*GIVEN REQUEST*: Search the material and gather each line with "verschiedene" in it.

•••

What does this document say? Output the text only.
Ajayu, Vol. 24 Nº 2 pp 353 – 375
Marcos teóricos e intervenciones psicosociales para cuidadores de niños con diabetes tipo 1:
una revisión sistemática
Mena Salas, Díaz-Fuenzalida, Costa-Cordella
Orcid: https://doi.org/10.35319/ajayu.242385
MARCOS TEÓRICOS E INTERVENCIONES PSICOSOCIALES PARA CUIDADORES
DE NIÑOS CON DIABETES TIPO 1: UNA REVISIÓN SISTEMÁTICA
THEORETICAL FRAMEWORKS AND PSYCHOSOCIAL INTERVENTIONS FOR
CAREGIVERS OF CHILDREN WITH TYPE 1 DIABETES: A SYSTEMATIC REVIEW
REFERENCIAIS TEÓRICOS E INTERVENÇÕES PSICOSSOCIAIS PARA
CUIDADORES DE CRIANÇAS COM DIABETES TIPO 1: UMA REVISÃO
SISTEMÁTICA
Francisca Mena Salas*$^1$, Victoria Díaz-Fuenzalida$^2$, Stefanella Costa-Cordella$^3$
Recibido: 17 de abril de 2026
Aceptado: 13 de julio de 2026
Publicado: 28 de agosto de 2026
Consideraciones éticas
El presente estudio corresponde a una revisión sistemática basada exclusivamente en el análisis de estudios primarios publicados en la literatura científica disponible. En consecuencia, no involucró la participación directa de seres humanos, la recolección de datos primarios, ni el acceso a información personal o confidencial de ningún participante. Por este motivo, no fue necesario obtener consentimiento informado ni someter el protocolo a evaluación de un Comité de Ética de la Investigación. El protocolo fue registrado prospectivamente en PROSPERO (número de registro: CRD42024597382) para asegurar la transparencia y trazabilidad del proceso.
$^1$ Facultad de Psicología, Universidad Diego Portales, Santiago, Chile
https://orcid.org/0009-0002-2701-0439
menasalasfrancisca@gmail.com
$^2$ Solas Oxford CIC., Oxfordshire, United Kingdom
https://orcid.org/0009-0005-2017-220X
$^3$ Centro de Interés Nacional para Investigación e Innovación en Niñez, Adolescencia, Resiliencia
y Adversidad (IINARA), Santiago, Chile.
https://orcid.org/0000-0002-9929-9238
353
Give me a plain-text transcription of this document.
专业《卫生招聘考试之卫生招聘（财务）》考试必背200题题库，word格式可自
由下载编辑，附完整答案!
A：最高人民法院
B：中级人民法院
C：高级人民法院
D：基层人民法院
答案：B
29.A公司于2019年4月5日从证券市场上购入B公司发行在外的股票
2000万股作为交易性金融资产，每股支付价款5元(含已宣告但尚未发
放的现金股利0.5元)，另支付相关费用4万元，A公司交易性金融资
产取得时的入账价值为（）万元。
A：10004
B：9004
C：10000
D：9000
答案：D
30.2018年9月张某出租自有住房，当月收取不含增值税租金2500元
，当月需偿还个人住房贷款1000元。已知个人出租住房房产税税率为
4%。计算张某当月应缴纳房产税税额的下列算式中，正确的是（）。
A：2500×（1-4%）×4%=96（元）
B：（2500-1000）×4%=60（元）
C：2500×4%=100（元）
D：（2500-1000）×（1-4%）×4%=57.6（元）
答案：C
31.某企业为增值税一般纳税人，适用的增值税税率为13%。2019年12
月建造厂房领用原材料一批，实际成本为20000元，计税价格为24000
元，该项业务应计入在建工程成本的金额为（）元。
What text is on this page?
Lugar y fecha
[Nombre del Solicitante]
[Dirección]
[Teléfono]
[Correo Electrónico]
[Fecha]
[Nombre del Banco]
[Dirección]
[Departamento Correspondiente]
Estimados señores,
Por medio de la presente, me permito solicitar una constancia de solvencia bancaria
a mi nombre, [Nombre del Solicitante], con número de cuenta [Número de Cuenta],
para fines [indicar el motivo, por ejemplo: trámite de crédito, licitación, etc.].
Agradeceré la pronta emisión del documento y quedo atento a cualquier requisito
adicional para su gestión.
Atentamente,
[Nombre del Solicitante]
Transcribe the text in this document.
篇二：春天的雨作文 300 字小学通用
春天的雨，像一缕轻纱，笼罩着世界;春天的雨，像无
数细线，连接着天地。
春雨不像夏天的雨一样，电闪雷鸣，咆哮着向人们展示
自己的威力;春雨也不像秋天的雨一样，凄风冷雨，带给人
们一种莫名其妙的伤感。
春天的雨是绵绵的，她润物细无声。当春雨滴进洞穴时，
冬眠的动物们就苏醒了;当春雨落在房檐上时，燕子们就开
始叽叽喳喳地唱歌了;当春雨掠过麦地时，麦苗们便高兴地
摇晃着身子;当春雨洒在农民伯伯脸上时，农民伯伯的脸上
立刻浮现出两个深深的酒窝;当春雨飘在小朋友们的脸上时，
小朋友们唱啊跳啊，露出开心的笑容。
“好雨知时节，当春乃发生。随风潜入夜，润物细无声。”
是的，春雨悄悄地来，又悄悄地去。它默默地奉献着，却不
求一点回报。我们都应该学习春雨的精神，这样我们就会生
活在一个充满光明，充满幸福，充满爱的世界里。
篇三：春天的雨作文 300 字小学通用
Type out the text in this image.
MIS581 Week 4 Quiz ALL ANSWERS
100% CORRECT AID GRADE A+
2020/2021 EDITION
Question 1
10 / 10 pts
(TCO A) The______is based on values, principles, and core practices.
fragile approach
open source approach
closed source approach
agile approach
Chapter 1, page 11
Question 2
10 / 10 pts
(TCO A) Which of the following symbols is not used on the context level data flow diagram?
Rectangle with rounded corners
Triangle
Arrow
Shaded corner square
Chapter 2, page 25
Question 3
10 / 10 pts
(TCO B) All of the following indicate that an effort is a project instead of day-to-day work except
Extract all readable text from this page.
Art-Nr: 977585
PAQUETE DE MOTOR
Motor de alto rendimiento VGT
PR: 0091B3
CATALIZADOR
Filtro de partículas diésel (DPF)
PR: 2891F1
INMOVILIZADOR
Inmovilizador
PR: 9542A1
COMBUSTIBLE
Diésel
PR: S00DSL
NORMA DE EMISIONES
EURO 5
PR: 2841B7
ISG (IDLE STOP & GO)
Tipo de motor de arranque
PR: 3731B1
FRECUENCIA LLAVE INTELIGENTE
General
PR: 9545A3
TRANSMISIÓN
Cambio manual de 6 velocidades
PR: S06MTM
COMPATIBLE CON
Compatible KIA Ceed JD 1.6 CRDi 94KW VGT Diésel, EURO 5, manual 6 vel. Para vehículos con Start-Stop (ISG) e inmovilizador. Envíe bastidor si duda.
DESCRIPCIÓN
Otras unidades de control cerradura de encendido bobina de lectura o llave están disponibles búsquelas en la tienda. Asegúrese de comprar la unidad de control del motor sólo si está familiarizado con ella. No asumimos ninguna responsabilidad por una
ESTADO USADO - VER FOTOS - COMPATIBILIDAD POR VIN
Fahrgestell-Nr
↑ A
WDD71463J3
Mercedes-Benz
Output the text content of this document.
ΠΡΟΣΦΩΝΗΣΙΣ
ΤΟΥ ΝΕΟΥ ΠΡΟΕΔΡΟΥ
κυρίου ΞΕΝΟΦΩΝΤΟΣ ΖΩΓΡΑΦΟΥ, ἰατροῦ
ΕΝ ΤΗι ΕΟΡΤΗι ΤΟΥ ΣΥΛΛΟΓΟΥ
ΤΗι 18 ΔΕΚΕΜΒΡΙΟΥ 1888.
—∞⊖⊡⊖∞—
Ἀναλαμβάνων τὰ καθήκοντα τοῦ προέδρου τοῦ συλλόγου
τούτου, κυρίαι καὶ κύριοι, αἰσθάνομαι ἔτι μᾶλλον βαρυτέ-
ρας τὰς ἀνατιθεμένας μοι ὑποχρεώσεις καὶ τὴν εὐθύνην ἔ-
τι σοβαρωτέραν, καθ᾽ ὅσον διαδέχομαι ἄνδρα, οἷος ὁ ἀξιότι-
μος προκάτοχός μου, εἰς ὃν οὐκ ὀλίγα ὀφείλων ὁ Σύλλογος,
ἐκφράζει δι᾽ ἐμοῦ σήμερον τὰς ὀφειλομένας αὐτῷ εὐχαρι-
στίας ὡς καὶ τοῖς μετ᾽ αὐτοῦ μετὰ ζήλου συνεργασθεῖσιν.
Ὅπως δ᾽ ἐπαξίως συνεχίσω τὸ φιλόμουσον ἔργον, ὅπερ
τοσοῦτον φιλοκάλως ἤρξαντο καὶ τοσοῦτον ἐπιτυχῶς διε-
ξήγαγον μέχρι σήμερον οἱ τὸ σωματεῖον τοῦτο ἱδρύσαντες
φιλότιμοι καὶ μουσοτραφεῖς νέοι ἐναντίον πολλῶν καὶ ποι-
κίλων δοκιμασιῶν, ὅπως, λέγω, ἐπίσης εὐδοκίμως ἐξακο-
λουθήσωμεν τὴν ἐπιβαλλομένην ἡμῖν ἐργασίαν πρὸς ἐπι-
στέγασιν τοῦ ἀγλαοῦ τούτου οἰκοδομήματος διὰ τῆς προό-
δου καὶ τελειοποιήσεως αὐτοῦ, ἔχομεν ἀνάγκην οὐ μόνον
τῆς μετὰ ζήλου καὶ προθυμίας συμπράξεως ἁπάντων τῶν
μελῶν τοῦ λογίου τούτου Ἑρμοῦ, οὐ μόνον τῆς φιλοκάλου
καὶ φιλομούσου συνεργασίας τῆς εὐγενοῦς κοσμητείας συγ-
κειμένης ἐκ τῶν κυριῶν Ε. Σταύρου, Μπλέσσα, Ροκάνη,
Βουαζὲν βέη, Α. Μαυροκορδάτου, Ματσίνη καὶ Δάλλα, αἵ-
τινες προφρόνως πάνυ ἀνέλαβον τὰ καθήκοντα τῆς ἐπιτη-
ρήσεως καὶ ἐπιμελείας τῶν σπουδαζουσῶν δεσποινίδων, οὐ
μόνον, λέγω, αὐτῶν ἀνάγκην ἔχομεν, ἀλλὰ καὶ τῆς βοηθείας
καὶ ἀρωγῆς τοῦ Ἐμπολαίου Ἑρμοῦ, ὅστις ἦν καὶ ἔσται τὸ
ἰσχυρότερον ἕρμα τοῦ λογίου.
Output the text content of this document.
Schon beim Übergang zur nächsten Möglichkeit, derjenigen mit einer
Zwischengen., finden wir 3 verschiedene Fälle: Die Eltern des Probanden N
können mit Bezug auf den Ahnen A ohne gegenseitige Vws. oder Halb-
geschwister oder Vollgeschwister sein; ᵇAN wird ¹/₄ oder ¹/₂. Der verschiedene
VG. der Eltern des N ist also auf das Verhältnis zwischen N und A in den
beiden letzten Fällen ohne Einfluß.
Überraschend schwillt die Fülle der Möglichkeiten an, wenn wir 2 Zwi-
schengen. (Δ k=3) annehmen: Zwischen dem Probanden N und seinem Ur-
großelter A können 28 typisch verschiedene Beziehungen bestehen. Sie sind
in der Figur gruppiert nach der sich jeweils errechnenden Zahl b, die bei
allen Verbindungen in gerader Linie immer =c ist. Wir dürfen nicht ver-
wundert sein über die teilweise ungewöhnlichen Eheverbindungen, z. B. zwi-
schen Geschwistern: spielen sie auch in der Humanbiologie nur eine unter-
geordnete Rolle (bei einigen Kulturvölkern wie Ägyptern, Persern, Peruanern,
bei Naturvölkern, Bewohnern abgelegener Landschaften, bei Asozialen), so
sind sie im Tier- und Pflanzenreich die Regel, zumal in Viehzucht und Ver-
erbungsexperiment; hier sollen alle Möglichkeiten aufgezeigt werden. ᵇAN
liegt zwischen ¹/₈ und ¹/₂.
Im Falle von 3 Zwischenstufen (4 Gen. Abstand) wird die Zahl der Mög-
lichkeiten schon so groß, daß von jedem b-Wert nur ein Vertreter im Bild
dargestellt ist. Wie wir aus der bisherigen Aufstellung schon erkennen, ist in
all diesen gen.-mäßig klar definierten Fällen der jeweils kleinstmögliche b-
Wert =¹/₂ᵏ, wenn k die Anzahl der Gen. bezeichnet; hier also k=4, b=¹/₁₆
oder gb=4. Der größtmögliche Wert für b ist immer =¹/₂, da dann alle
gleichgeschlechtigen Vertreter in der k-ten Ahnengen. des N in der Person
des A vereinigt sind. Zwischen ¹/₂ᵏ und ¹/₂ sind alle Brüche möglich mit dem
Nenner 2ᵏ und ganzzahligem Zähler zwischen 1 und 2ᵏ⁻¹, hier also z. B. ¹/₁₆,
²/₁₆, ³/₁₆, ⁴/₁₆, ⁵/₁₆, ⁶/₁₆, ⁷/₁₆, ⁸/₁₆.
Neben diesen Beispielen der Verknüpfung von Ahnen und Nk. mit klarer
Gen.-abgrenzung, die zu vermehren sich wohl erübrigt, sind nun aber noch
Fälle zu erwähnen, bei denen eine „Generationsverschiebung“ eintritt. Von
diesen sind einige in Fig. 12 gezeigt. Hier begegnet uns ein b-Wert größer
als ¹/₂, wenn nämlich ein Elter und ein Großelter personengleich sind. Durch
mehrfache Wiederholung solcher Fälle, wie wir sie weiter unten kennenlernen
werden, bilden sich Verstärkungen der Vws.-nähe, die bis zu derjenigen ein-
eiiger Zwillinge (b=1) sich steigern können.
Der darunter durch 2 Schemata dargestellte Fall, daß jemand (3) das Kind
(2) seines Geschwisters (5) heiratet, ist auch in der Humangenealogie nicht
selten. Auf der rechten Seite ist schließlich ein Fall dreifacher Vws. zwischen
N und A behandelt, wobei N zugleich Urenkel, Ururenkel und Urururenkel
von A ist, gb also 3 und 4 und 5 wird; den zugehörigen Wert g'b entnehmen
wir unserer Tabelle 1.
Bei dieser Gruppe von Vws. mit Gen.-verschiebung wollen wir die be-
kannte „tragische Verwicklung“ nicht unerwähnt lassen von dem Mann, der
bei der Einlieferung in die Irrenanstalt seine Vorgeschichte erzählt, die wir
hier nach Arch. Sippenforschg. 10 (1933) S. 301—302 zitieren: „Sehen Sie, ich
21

•••

*TASK RESPONSE*:
Zwischengen., finden wir 3 verschiedene Fälle: Die Eltern des Probanden N
geschwister oder Vollgeschwister sein; ᵇAN wird ¹/₄ oder ¹/₂. Der verschiedene
großelter A können 28 typisch verschiedene Beziehungen bestehen. Sie sind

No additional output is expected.